■ Exercise requirements ■
1. In the Glow Run article, who was the first to complete the course?
2. Reproduce the Glow Run article text between "Rain doesn’t dampen" and "overtook the area.", inclusive.

Rain doesn’t dampen Memorial Regional Health’s Glow Run
CRAIG — It was a few steps away from an official dark and stormy night, but a gray and wet Saturday in Craig was hardly how many distance runners would have anticipated spending the evening. Yet, less-than-ideal conditions couldn’t drench the spirits of those who came out for Memorial Regional Health’s Glow Run.
The annual race around the MRH and Colorado Northwestern Community College campuses drew about 75 runners, who hit a shortened course — roughly a 3K as opposed to a full five kilometers — as dusk overtook the area.
Runners and walkers added rain slickers and umbrellas to their gear, though some got out of the drizzle by speeding through as quickly as possible.
The first to complete the course was Moffat County High School sophomore Coltyn Terry, his second race in as many days, after competing with Bulldog cross country Friday in Delta’s Confluence Park.
Though he had completed the Glow Run previously, Terry said he hadn’t planned to run it again.
“My mom said there was another race going on, so I thought, ‘well, I guess I’ll go run,'” he said.
Many families ran decked out in glow sticks and glow rings as they took on the course. Claudia Garcia and kids Yileyni, 7, and Giovanni, 4, were positively glowing as they crossed the finish line.

■ Record excerpts ■
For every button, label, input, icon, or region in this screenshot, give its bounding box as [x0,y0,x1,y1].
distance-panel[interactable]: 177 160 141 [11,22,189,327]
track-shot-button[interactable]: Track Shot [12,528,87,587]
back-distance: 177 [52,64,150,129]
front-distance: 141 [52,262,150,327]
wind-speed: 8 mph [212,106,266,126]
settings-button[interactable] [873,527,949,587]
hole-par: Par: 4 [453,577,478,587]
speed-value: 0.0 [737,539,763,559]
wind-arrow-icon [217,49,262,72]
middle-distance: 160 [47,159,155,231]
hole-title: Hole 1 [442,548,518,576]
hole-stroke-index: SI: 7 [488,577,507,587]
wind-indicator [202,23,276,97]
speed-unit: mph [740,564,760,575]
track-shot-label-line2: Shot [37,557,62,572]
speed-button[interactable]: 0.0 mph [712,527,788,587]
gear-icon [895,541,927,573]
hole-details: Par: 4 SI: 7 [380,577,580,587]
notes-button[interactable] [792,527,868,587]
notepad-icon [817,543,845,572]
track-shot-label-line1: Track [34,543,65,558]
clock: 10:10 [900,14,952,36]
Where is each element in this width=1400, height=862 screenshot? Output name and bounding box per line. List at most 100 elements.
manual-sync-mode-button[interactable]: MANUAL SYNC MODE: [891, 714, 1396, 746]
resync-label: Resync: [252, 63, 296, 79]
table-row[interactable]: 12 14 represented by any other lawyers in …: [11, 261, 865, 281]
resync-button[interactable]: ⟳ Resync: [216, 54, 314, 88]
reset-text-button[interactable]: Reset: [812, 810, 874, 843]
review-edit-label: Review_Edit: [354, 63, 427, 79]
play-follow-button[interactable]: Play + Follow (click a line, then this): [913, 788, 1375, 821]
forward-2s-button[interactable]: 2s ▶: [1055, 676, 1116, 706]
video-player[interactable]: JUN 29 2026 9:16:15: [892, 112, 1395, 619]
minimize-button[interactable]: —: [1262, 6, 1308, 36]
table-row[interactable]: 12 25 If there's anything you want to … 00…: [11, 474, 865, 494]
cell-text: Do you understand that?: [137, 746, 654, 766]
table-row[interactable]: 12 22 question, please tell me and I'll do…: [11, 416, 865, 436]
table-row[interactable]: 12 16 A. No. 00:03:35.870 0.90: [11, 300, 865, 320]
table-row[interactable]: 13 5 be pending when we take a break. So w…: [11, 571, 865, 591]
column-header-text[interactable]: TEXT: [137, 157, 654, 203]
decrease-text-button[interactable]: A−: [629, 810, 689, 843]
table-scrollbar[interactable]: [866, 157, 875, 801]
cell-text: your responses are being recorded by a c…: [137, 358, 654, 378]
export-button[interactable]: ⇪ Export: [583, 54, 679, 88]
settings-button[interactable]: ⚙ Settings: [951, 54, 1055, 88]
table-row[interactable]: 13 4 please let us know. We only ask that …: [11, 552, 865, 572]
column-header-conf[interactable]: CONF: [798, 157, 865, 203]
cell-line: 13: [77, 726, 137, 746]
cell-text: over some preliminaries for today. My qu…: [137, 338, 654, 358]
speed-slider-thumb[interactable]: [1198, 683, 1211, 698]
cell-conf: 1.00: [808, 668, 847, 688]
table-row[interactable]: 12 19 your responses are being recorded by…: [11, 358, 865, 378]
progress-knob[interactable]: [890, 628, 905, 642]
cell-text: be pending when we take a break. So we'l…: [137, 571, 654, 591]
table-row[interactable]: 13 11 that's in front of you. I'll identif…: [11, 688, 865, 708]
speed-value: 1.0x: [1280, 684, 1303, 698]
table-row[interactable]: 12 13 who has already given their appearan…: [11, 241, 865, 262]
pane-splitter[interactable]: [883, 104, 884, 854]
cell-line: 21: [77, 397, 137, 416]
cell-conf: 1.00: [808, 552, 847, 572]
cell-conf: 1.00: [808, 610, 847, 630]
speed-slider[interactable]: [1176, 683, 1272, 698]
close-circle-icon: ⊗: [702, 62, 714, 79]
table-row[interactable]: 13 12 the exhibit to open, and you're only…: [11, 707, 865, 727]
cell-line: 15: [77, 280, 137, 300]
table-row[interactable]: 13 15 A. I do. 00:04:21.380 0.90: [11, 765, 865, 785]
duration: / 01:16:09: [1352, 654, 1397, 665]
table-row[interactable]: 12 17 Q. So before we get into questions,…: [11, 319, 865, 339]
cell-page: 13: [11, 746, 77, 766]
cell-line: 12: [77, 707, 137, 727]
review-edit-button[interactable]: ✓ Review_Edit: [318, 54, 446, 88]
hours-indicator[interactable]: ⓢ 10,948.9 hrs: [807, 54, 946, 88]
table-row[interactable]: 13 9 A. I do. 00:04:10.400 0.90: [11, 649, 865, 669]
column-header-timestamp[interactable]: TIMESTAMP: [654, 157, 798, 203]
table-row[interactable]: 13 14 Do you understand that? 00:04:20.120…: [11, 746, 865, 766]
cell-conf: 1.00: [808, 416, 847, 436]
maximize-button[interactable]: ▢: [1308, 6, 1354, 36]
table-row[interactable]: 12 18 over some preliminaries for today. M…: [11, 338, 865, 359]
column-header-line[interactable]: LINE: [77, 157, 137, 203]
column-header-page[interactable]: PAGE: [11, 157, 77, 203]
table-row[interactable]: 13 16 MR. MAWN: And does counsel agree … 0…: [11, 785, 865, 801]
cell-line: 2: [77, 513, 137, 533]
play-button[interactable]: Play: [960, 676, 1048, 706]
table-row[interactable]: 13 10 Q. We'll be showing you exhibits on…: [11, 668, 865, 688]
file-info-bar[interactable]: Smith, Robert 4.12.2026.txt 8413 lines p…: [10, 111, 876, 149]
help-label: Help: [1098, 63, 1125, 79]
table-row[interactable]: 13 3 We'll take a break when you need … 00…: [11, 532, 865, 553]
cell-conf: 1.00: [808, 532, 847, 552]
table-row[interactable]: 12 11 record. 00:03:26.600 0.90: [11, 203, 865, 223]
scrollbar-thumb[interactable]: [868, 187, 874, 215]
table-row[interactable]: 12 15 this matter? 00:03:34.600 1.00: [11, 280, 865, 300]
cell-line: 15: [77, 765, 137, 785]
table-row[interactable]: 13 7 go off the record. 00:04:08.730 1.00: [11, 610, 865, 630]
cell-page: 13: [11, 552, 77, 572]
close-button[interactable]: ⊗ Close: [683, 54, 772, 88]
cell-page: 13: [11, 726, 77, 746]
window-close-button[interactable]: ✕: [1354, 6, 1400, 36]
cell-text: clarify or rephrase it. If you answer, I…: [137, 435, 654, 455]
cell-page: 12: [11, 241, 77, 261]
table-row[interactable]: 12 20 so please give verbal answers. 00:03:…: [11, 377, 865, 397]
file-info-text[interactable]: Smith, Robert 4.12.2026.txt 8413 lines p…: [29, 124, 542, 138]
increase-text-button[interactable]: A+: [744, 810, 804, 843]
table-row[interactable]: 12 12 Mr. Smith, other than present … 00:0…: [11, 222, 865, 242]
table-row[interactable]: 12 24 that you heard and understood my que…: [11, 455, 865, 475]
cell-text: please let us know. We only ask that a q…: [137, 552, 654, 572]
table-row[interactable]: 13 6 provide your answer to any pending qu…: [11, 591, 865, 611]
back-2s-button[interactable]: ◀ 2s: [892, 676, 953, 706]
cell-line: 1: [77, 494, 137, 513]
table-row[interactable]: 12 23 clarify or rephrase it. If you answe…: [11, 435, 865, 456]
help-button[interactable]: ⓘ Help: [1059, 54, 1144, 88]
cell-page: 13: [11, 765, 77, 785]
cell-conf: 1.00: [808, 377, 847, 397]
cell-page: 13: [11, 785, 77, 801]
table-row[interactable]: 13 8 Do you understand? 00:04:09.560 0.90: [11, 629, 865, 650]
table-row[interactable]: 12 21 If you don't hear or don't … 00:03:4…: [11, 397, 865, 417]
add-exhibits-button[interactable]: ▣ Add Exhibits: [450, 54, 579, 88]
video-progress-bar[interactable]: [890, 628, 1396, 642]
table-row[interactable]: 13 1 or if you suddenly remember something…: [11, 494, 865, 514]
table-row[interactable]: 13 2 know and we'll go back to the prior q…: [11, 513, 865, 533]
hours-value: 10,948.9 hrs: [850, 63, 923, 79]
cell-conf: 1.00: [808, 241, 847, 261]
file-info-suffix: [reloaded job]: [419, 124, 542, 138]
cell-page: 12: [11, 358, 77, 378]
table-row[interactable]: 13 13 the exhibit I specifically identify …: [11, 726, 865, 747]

■ Solutions below ■
1. Coltyn Terry, a Moffat County High School sophomore, was the first to complete the course.

2.
Rain doesn’t dampen Memorial Regional Health’s Glow Run
CRAIG — It was a few steps away from an official dark and stormy night, but a gray and wet Saturday in Craig was hardly how many distance runners would have anticipated spending the evening. Yet, less-than-ideal conditions couldn’t drench the spirits of those who came out for Memorial Regional Health’s Glow Run.
The annual race around the MRH and Colorado Northwestern Community College campuses drew about 75 runners, who hit a shortened course — roughly a 3K as opposed to a full five kilometers — as dusk overtook the area.